**Task objective**
Retype the passage of the Akzo Nobel CSR article below word for word, starting with "Sustainable funds boom" and going on through "outflow of capital.".

**Quoted passage**

========================================================================

Around 20 sites from both countries sent delegates to the Oberhausen event, which followed the global launch of CSR in Detroit, United States, held two days earlier on June 29. The rationale behind both events was to highlight the company’s CSR efforts, raise awareness and encourage the development of CSR activities at all sites.
To bring CSR closer to home, the program started with an exhibition of CSR-related projects already up and running in Germany, the Netherlands, and worldwide. The delegates were able to see the impact a balanced attitude to people, planet and profit can have on everyday working life.
John Jennings, Akzo Nobel’s head of financial communications, started the program with an option finder audience polling session. The results of which were immediately flashed onto a multimedia board. The audience was polled on questions ranging from CSR’s importance to the company; did they identify with the company to matters such as when they thought the world’s oil reserves would run out. The overall impression left after the first session was that the majority of the audience was skeptical about CSR and did not regard it as fundamental to the company’s future.
Responsible business practices
In his presentation, leading Dutch environmentalist and member of the Club of Rome Wouter van Dieren argued that big business had no option than to embrace corporate social responsibility. Already warning of the dangers of unlimited economic growth in the early seventies, Van Dieren applauded the high priority given to Triple P by Akzo Nobel and said that global problems such as climate change, overpopulation, water shortages, and the depletion of natural resources could only be resolved when the business world seriously embraced sustainable and responsible business practices.
Director of CSR at Akzo Nobel André Veneman explained the implications of the CSR program for the future of the company and for employees. He called for engagement and enthusiasm from employees to embrace CSR and said that Akzo Nobel would only be counted as “best in class” if it was fully committed to sustainability, high environmental standards and responsible business practice.
Such an emphasis was fundamental to the company’s future success, he said, and was also why CEO Hans Wijers had put CSR so high on the agenda. In a recent interview, Wijers emphasized that CSR was not a PR exercise aimed at polishing the company’s image but was integral to the company’s economic future. He said he was convinced that the attractiveness of a company for shareholders, customers and employees will, in future, not only be determined by profits earned, but increasingly how it is valued for its responsibility towards the environment and mankind.
Sustainable funds boom
Tessa Tenant, a British financial executive who helped set up the first European Sustainability Fund in 1988, said that financial markets and shareholders are increasingly taking “soft” social, ecological and ethical issues into account. The market for sustainable funds is booming, she said, whereas old-style funds showed a clear outflow of capital.
Tenant said this is one of the main reasons why compliance with mandatory CSR guidelines is of such importance to Akzo Nobel. It will enable the company to maneuver itself into position for a positive valuation on the financial markets, where investors increasingly prefer to invest in companies that meet social and ecological criteria.
Closing the event, André Veneman said it was important to explain CSR in depth to all employees and to give employees at all sites the opportunity to familiarize and understand why the company wanted to integrate sustainable practices into daily business practice. This, he said, could be done in small satellite meetings which would focus on planning and executing real projects.
Presentations as well as information and help for planning a satellite conference can be found on Akzo Nobel’s website.

========================================================================

**Data shown**
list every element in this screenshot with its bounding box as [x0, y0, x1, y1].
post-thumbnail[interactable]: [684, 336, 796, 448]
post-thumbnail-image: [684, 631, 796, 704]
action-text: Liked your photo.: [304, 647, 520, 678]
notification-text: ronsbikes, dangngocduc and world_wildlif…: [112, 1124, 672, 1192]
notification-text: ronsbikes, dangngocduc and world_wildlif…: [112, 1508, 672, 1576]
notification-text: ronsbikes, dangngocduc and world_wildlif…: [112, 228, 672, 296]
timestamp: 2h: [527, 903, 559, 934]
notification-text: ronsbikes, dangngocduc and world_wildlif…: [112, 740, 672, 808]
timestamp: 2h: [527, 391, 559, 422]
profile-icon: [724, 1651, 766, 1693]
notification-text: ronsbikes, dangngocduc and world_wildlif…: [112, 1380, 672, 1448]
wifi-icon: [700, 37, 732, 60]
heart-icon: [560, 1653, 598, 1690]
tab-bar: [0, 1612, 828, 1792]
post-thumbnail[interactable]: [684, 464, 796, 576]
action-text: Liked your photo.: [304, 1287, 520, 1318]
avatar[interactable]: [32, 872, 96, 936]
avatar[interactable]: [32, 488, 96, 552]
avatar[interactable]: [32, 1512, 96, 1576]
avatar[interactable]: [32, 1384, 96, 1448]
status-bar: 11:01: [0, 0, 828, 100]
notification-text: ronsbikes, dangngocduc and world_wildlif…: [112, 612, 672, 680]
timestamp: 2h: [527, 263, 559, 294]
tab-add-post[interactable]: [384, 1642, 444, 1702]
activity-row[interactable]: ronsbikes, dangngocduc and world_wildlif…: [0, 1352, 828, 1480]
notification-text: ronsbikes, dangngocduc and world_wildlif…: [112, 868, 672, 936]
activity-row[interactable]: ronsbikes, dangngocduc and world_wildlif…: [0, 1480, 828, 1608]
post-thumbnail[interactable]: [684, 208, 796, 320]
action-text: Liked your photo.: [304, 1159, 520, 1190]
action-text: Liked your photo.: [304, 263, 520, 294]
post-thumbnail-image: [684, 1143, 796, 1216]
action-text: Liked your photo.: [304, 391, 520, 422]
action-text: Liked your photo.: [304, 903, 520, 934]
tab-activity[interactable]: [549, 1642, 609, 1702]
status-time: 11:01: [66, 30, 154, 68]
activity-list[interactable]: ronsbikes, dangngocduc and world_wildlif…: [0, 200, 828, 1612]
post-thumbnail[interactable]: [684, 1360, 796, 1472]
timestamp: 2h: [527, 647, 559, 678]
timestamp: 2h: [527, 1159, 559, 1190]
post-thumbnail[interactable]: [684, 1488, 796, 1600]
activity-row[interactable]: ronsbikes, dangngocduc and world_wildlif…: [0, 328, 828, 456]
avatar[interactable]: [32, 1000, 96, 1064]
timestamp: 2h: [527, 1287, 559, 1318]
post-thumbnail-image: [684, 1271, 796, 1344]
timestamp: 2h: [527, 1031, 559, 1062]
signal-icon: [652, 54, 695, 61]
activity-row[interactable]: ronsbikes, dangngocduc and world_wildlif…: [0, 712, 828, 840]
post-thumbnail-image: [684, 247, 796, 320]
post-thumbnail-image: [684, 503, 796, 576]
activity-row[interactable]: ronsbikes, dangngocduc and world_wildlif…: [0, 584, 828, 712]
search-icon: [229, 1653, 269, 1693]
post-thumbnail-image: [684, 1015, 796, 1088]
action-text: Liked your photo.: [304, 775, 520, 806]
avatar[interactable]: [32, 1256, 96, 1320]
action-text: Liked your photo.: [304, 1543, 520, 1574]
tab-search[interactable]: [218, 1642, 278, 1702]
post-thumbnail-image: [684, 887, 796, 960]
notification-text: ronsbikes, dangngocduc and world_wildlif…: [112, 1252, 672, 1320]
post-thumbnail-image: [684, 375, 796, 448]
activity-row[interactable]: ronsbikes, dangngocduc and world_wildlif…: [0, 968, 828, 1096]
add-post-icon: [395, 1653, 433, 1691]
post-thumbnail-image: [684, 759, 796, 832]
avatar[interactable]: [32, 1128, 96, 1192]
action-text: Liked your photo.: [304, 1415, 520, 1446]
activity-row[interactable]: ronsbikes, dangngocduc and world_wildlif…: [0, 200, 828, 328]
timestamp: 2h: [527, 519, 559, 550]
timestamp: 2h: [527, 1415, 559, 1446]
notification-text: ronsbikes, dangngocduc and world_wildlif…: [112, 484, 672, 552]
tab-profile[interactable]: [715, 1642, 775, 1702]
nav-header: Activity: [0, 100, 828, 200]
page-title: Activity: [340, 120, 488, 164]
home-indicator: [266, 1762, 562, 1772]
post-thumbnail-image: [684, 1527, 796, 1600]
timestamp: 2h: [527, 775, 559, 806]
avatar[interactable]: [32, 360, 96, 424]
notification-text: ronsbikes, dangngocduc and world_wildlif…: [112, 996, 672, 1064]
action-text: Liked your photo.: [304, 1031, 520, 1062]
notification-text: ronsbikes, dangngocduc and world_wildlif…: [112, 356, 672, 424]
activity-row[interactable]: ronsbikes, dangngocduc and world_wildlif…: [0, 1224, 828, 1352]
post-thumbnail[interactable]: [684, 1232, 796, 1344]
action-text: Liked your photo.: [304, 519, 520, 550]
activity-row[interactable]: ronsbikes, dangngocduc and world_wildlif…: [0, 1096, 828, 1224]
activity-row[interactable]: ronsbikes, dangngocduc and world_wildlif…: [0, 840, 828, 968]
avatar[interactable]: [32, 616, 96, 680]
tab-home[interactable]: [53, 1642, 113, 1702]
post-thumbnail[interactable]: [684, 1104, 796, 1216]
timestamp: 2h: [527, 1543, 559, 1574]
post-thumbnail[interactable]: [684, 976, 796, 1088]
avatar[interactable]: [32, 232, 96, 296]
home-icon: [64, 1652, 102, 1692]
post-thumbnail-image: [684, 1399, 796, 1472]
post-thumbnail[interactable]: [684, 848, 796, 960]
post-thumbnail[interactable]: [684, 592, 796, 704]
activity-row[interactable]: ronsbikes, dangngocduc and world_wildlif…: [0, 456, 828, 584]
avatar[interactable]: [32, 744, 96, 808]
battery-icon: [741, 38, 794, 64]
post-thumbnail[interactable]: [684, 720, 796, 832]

========================================================================

**Response**
Sustainable funds boom
Tessa Tenant, a British financial executive who helped set up the first European Sustainability Fund in 1988, said that financial markets and shareholders are increasingly taking “soft” social, ecological and ethical issues into account. The market for sustainable funds is booming, she said, whereas old-style funds showed a clear outflow of capital.